Check your understanding:
1. Copy the corridor care account from "On Christmas Day, my" down to "oxygen and nebulisers.", changing "husband" to "partner".
2. According to the corridor care account, how long did the ambulance take to arrive on Christmas Day?

Text segment:
============================================================

My neighbouring patient died alone in the night - dangerous corridor care must end
This blog is written by Margaret, an NHS patient based in London.
My recent NHS experience shows the risk and trauma that patients are faced with when overwhelmed hospitals resort to using “corridor care”. I am telling my story because we need to raise the alarm on this dangerous crisis, and those in power must take urgent action to end it.
On Christmas Day, my husband found me unresponsive in bed. He couldn’t wake me and so he called an ambulance. The ambulance came in about 20 minutes and I was rushed to my local hospital, where I was taken into resus and given oxygen and nebulisers.
I remained unresponsive and was in delirium. The suspected diagnosis was a chest infection or pneumonia, but because of my asthma it was much more severe.
That night, my sister spoke to a doctor who said there was not a single bed in the whole of the hospital. After a day or two, I was moved out of the resuscitation room to an area that was called ‘ambulance drop off site’.
I understood this to be an area for people who came in by ambulance and needed to be admitted, but for whom there were no beds. There were about 6 or 7 beds in the area and it was staffed, but it wasn’t a ward. I was there for two days.

============================================================

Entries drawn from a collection
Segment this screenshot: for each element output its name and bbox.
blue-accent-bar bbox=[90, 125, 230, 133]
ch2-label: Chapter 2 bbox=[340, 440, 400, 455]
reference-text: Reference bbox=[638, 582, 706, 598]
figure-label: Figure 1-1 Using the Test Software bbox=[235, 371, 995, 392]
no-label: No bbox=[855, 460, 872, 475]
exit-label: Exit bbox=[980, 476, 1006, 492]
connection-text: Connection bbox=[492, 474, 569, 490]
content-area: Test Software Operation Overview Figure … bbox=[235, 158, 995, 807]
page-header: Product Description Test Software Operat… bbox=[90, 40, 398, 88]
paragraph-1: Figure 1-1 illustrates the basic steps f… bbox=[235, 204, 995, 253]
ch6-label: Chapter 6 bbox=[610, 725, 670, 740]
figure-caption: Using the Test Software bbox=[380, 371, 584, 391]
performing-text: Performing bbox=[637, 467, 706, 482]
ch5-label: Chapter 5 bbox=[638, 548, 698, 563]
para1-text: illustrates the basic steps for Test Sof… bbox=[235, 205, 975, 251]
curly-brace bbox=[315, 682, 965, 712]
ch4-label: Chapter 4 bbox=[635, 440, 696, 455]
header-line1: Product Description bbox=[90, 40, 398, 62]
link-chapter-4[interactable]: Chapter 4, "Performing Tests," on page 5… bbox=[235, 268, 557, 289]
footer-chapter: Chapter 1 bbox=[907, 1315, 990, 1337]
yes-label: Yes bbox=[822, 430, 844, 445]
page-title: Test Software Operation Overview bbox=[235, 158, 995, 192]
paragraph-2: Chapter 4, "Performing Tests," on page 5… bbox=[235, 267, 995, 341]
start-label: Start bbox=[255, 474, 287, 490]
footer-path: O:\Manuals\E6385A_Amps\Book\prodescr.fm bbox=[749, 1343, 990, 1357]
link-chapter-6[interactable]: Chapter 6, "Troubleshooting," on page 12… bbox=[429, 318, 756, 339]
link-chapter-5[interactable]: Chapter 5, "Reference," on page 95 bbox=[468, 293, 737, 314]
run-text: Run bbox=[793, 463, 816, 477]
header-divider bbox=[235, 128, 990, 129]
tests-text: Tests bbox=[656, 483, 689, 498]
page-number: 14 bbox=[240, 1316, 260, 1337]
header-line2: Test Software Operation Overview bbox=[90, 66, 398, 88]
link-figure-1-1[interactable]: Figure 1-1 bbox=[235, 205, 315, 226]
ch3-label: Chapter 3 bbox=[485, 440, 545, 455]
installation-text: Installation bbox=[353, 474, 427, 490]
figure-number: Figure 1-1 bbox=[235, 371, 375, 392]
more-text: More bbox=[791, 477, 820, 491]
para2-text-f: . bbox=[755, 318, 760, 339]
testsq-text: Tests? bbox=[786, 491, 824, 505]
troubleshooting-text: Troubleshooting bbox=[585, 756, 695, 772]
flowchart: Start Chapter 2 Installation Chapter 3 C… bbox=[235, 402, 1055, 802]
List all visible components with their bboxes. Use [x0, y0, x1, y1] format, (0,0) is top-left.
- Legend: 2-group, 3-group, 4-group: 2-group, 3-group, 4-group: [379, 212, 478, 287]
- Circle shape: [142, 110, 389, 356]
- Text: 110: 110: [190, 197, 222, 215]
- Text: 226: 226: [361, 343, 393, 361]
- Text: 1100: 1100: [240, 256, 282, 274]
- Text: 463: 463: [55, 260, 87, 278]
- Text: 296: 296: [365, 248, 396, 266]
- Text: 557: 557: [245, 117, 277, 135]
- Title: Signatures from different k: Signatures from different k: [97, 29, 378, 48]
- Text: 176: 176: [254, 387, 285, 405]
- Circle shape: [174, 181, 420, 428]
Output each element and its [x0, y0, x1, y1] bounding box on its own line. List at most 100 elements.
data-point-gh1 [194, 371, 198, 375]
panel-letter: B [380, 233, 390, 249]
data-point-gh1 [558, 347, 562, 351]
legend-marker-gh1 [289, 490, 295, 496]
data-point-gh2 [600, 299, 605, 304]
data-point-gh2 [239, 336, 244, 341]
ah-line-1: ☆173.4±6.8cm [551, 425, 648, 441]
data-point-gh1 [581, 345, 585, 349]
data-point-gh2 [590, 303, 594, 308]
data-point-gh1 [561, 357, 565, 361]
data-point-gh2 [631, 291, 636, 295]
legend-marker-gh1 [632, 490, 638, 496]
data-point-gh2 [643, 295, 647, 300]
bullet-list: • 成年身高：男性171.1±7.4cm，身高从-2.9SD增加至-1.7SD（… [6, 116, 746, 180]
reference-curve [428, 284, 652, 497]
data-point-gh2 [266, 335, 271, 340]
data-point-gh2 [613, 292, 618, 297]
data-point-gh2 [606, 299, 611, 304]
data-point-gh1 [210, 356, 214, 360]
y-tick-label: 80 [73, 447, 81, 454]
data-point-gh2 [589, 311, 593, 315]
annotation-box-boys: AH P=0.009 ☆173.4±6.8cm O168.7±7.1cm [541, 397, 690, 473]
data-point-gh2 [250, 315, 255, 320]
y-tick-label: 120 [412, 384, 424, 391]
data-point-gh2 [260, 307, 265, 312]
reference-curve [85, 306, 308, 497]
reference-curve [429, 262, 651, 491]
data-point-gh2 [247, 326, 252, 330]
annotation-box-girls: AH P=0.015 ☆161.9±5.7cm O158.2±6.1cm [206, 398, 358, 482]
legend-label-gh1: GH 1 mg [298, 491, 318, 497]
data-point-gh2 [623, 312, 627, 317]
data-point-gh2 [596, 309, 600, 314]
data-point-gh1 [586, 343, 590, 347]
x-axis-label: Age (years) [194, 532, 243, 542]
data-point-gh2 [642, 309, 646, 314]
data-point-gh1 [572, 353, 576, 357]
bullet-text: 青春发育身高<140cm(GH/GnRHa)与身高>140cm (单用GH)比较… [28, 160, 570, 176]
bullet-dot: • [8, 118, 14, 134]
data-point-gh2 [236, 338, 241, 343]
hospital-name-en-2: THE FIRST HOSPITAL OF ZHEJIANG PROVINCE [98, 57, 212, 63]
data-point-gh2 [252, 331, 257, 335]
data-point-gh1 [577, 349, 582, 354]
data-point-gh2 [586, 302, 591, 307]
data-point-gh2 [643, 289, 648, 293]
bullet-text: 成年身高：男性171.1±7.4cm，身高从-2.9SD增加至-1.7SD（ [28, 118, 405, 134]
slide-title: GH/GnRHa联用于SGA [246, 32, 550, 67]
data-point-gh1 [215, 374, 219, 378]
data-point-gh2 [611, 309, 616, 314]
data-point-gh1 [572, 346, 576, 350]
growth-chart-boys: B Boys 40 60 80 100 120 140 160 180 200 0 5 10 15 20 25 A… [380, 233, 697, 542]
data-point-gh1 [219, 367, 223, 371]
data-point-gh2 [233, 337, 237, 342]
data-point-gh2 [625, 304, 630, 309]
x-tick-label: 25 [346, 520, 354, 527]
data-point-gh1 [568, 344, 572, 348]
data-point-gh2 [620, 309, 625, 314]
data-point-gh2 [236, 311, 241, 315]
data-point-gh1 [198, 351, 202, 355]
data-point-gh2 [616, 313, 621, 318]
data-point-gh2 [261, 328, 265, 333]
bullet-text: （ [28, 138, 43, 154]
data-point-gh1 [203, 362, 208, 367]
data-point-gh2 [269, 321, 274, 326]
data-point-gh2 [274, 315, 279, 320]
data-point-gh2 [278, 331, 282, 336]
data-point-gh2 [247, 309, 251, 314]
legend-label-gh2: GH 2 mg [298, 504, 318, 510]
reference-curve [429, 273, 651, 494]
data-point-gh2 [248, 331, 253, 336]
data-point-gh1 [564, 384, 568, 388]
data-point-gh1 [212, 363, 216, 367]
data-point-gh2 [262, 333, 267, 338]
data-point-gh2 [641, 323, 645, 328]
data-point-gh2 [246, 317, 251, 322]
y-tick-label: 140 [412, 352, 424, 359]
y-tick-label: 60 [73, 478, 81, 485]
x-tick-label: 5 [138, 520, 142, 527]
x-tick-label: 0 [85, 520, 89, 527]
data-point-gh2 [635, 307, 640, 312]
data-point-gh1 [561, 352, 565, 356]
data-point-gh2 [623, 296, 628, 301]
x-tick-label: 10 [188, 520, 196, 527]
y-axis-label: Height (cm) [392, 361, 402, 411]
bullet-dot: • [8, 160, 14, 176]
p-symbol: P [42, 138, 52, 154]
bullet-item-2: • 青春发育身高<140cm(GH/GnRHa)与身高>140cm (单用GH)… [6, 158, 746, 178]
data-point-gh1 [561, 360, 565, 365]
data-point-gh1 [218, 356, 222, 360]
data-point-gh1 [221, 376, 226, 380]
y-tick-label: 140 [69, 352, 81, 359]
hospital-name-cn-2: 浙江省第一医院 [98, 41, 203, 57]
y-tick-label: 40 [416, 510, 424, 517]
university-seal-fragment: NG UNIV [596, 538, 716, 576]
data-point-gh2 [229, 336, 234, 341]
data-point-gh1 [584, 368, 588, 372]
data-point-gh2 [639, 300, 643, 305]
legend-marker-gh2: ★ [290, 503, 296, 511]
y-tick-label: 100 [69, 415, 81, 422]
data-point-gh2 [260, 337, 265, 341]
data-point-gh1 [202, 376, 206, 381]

============================================================

Results in order:
1.
On Christmas Day, my partner found me unresponsive in bed. He couldn’t wake me and so he called an ambulance. The ambulance came in about 20 minutes and I was rushed to my local hospital, where I was taken into resus and given oxygen and nebulisers.

2. About 20 minutes.